- [WRITTEN REQUEST] Search the records below for the word "SimpleMovingAvg". Pull out each line that has it.

[Records from a collection of figures]
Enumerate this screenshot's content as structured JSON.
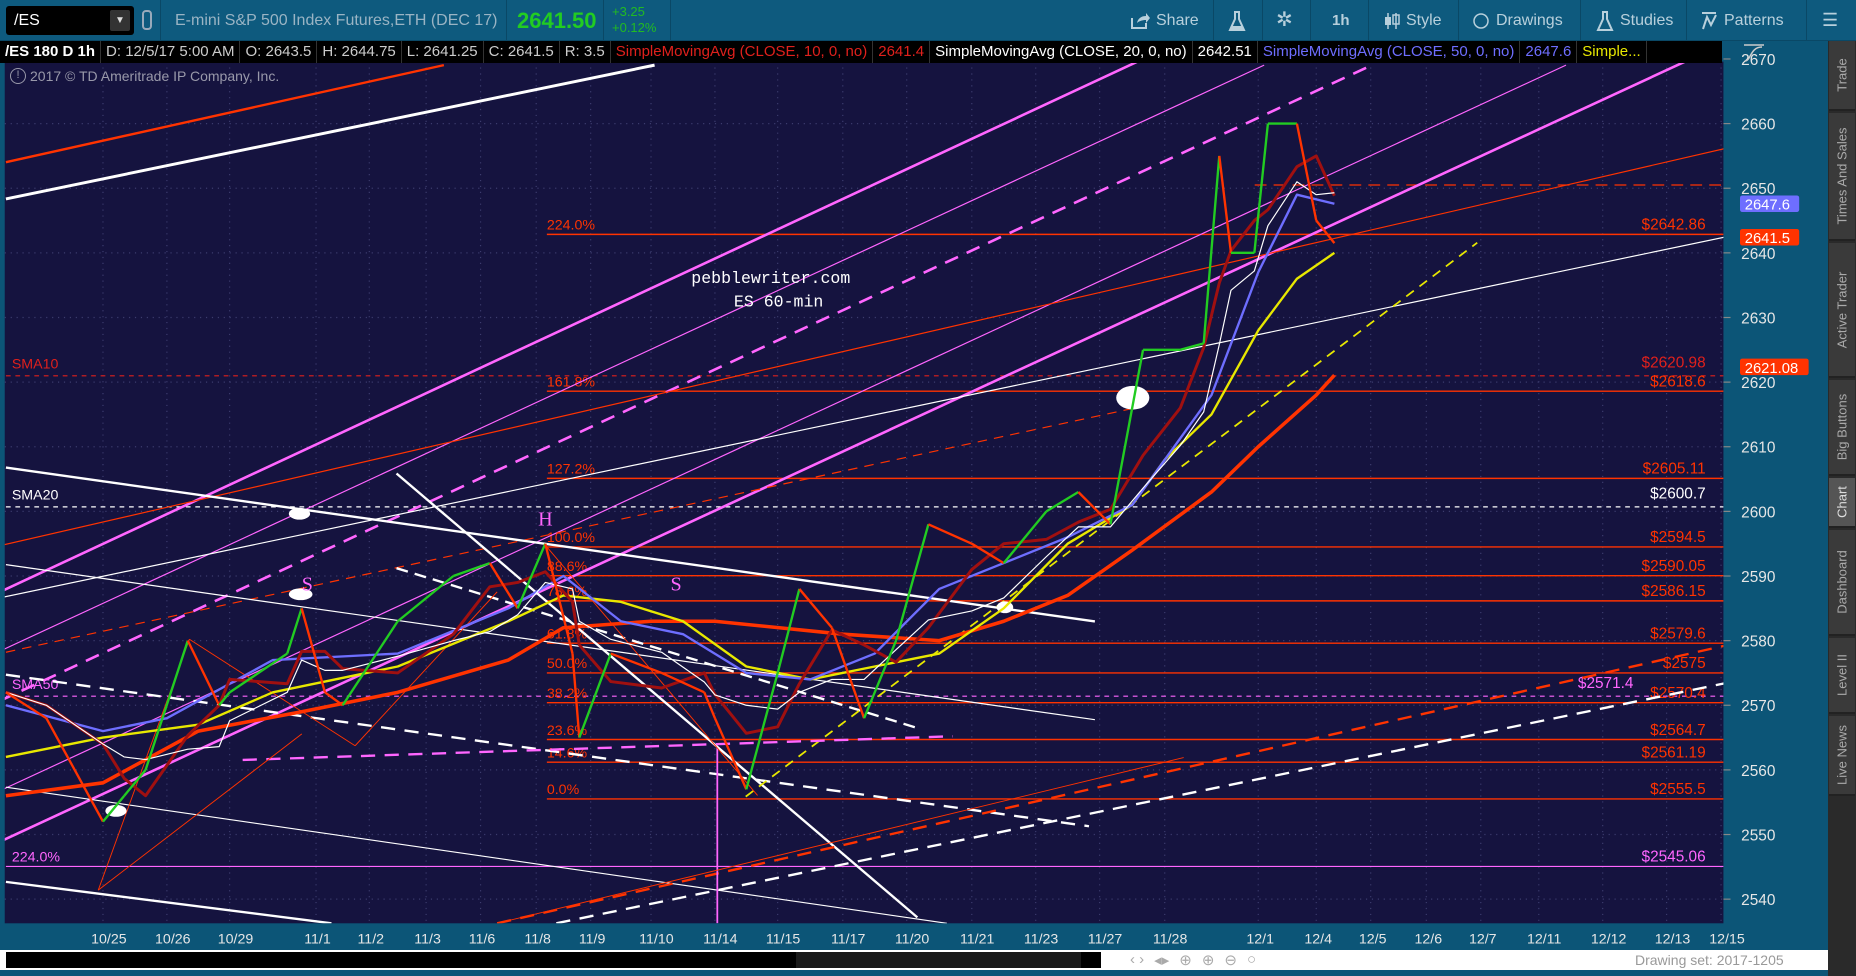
{
  "toolbar": {
    "symbol": "/ES",
    "description": "E-mini S&P 500 Index Futures,ETH (DEC 17)",
    "last": "2641.50",
    "change": "+3.25",
    "change_pct": "+0.12%",
    "share": "Share",
    "timeframe": "1h",
    "style": "Style",
    "drawings": "Drawings",
    "studies": "Studies",
    "patterns": "Patterns"
  },
  "infobar": {
    "symbol_period": "/ES 180 D 1h",
    "date": "D: 12/5/17 5:00 AM",
    "open": "O: 2643.5",
    "high": "H: 2644.75",
    "low": "L: 2641.25",
    "close": "C: 2641.5",
    "range": "R: 3.5",
    "studies": [
      {
        "label": "SimpleMovingAvg (CLOSE, 10, 0, no)",
        "value": "2641.4",
        "color": "#e0201c"
      },
      {
        "label": "SimpleMovingAvg (CLOSE, 20, 0, no)",
        "value": "2642.51",
        "color": "#ffffff"
      },
      {
        "label": "SimpleMovingAvg (CLOSE, 50, 0, no)",
        "value": "2647.6",
        "color": "#6e6eff"
      },
      {
        "label": "Simple...",
        "color": "#e8e800"
      }
    ]
  },
  "copyright": "2017 © TD Ameritrade IP Company, Inc.",
  "watermark": {
    "line1": "pebblewriter.com",
    "line2": "ES 60-min"
  },
  "side_tabs": [
    "Trade",
    "Times And Sales",
    "Active Trader",
    "Big Buttons",
    "Chart",
    "Dashboard",
    "Level II",
    "Live News"
  ],
  "active_tab": "Chart",
  "footer": {
    "drawing_set": "Drawing set: 2017-1205"
  },
  "colors": {
    "background": "#15133f",
    "up": "#22cc22",
    "down": "#ff3300",
    "fib": "#ff3300",
    "sma10": "#e0201c",
    "sma20": "#ffffff",
    "sma50": "#ff66ff",
    "magenta": "#ff66ff",
    "yellow": "#e8e800",
    "blue": "#6e6eff",
    "heavy": "#ff3300"
  },
  "chart_data": {
    "type": "line",
    "x_ticks": [
      "10/25",
      "10/26",
      "10/29",
      "11/1",
      "11/2",
      "11/3",
      "11/6",
      "11/8",
      "11/9",
      "11/10",
      "11/14",
      "11/15",
      "11/17",
      "11/20",
      "11/21",
      "11/23",
      "11/27",
      "11/28",
      "12/1",
      "12/4",
      "12/5",
      "12/6",
      "12/7",
      "12/11",
      "12/12",
      "12/13",
      "12/15"
    ],
    "y_ticks": [
      2540,
      2550,
      2560,
      2570,
      2580,
      2590,
      2600,
      2610,
      2620,
      2630,
      2640,
      2650,
      2660,
      2670
    ],
    "ylim": [
      2537,
      2672
    ],
    "grid": true,
    "price": [
      [
        "10/24 00",
        2572
      ],
      [
        "10/24 10",
        2568
      ],
      [
        "10/25 00",
        2552
      ],
      [
        "10/25 08",
        2556
      ],
      [
        "10/25 16",
        2560
      ],
      [
        "10/26 08",
        2580
      ],
      [
        "10/26 20",
        2570
      ],
      [
        "10/29 00",
        2572
      ],
      [
        "10/29 16",
        2578
      ],
      [
        "10/29 20",
        2585
      ],
      [
        "11/1 04",
        2572
      ],
      [
        "11/1 12",
        2570
      ],
      [
        "11/2 12",
        2583
      ],
      [
        "11/3 12",
        2590
      ],
      [
        "11/6 04",
        2592
      ],
      [
        "11/6 16",
        2585
      ],
      [
        "11/8 04",
        2595
      ],
      [
        "11/8 16",
        2578
      ],
      [
        "11/8 19",
        2565
      ],
      [
        "11/9 08",
        2578
      ],
      [
        "11/10 04",
        2575
      ],
      [
        "11/10 20",
        2572
      ],
      [
        "11/14 00",
        2568
      ],
      [
        "11/14 12",
        2557
      ],
      [
        "11/15 00",
        2575
      ],
      [
        "11/15 08",
        2588
      ],
      [
        "11/15 20",
        2582
      ],
      [
        "11/17 08",
        2568
      ],
      [
        "11/17 20",
        2580
      ],
      [
        "11/20 08",
        2598
      ],
      [
        "11/21 00",
        2595
      ],
      [
        "11/21 12",
        2592
      ],
      [
        "11/23 04",
        2600
      ],
      [
        "11/23 16",
        2603
      ],
      [
        "11/27 04",
        2598
      ],
      [
        "11/27 16",
        2625
      ],
      [
        "11/28 04",
        2625
      ],
      [
        "11/28 10",
        2626
      ],
      [
        "11/28 14",
        2655
      ],
      [
        "11/28 17",
        2640
      ],
      [
        "11/28 23",
        2640
      ],
      [
        "12/1 04",
        2660
      ],
      [
        "12/1 16",
        2660
      ],
      [
        "12/4 00",
        2645
      ],
      [
        "12/4 08",
        2641.5
      ]
    ],
    "sma_heavy": [
      [
        "10/24 00",
        2556
      ],
      [
        "10/25 00",
        2558
      ],
      [
        "10/26 12",
        2566
      ],
      [
        "10/29 20",
        2569
      ],
      [
        "11/2 12",
        2572
      ],
      [
        "11/6 12",
        2577
      ],
      [
        "11/8 12",
        2582
      ],
      [
        "11/10 00",
        2583
      ],
      [
        "11/14 00",
        2583
      ],
      [
        "11/17 00",
        2581
      ],
      [
        "11/20 12",
        2580
      ],
      [
        "11/21 12",
        2583
      ],
      [
        "11/23 12",
        2587
      ],
      [
        "11/27 12",
        2594
      ],
      [
        "11/28 12",
        2603
      ],
      [
        "12/1 00",
        2610
      ],
      [
        "12/4 00",
        2618
      ],
      [
        "12/4 08",
        2621.08
      ]
    ],
    "sma_yellow": [
      [
        "10/24 00",
        2562
      ],
      [
        "10/25 00",
        2565
      ],
      [
        "10/26 12",
        2567
      ],
      [
        "10/29 12",
        2572
      ],
      [
        "11/2 12",
        2576
      ],
      [
        "11/6 12",
        2583
      ],
      [
        "11/8 12",
        2587
      ],
      [
        "11/9 12",
        2586
      ],
      [
        "11/10 12",
        2583
      ],
      [
        "11/14 12",
        2576
      ],
      [
        "11/15 12",
        2574
      ],
      [
        "11/17 12",
        2576
      ],
      [
        "11/20 12",
        2578
      ],
      [
        "11/21 12",
        2585
      ],
      [
        "11/23 12",
        2595
      ],
      [
        "11/27 12",
        2601
      ],
      [
        "11/28 00",
        2608
      ],
      [
        "11/28 12",
        2615
      ],
      [
        "12/1 00",
        2628
      ],
      [
        "12/1 16",
        2636
      ],
      [
        "12/4 08",
        2640
      ]
    ],
    "sma50": [
      [
        "10/24 00",
        2570
      ],
      [
        "10/25 00",
        2566
      ],
      [
        "10/26 00",
        2568
      ],
      [
        "10/29 12",
        2577
      ],
      [
        "11/2 12",
        2578
      ],
      [
        "11/6 12",
        2585
      ],
      [
        "11/8 12",
        2590
      ],
      [
        "11/9 12",
        2583
      ],
      [
        "11/10 12",
        2581
      ],
      [
        "11/14 12",
        2575
      ],
      [
        "11/15 12",
        2574
      ],
      [
        "11/17 12",
        2578
      ],
      [
        "11/20 12",
        2588
      ],
      [
        "11/21 12",
        2592
      ],
      [
        "11/23 12",
        2596
      ],
      [
        "11/27 12",
        2601
      ],
      [
        "11/28 12",
        2618
      ],
      [
        "12/1 00",
        2637
      ],
      [
        "12/1 16",
        2649
      ],
      [
        "12/4 08",
        2647.6
      ]
    ],
    "levels": [
      {
        "price": 2650.5,
        "label": "",
        "kind": "red-dash"
      },
      {
        "price": 2642.86,
        "label": "$2642.86",
        "pct": "224.0%",
        "kind": "fib"
      },
      {
        "price": 2620.98,
        "label": "$2620.98",
        "name": "SMA10",
        "kind": "sma10"
      },
      {
        "price": 2618.6,
        "label": "$2618.6",
        "pct": "161.8%",
        "kind": "fib"
      },
      {
        "price": 2605.11,
        "label": "$2605.11",
        "pct": "127.2%",
        "kind": "fib"
      },
      {
        "price": 2600.7,
        "label": "$2600.7",
        "name": "SMA20",
        "kind": "sma20"
      },
      {
        "price": 2594.5,
        "label": "$2594.5",
        "pct": "100.0%",
        "kind": "fib"
      },
      {
        "price": 2590.05,
        "label": "$2590.05",
        "pct": "88.6%",
        "kind": "fib"
      },
      {
        "price": 2586.15,
        "label": "$2586.15",
        "pct": "78.6%",
        "kind": "fib"
      },
      {
        "price": 2579.6,
        "label": "$2579.6",
        "pct": "61.8%",
        "kind": "fib"
      },
      {
        "price": 2575,
        "label": "$2575",
        "pct": "50.0%",
        "kind": "fib"
      },
      {
        "price": 2571.4,
        "label": "$2571.4",
        "name": "SMA50",
        "kind": "sma50"
      },
      {
        "price": 2570.4,
        "label": "$2570.4",
        "pct": "38.2%",
        "kind": "fib"
      },
      {
        "price": 2564.7,
        "label": "$2564.7",
        "pct": "23.6%",
        "kind": "fib"
      },
      {
        "price": 2561.19,
        "label": "$2561.19",
        "pct": "14.6%",
        "kind": "fib"
      },
      {
        "price": 2555.5,
        "label": "$2555.5",
        "pct": "0.0%",
        "kind": "fib"
      },
      {
        "price": 2545.06,
        "label": "$2545.06",
        "pct": "224.0%",
        "kind": "fib2"
      }
    ],
    "pattern_labels": [
      {
        "text": "S",
        "t": "10/29 22"
      },
      {
        "text": "H",
        "t": "11/8 04"
      },
      {
        "text": "S",
        "t": "11/10 10"
      }
    ],
    "axis_markers": [
      {
        "label": "2647.6",
        "price": 2647.6,
        "color": "#6e6eff"
      },
      {
        "label": "2641.5",
        "price": 2641.5,
        "color": "#ff3300"
      },
      {
        "label": "2621.08",
        "price": 2621.08,
        "color": "#ff3300"
      }
    ]
  }
}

- [RESULT FOR THIS EXERCISE]
        "label": "SimpleMovingAvg (CLOSE, 10, 0, no)",
        "label": "SimpleMovingAvg (CLOSE, 20, 0, no)",
        "label": "SimpleMovingAvg (CLOSE, 50, 0, no)",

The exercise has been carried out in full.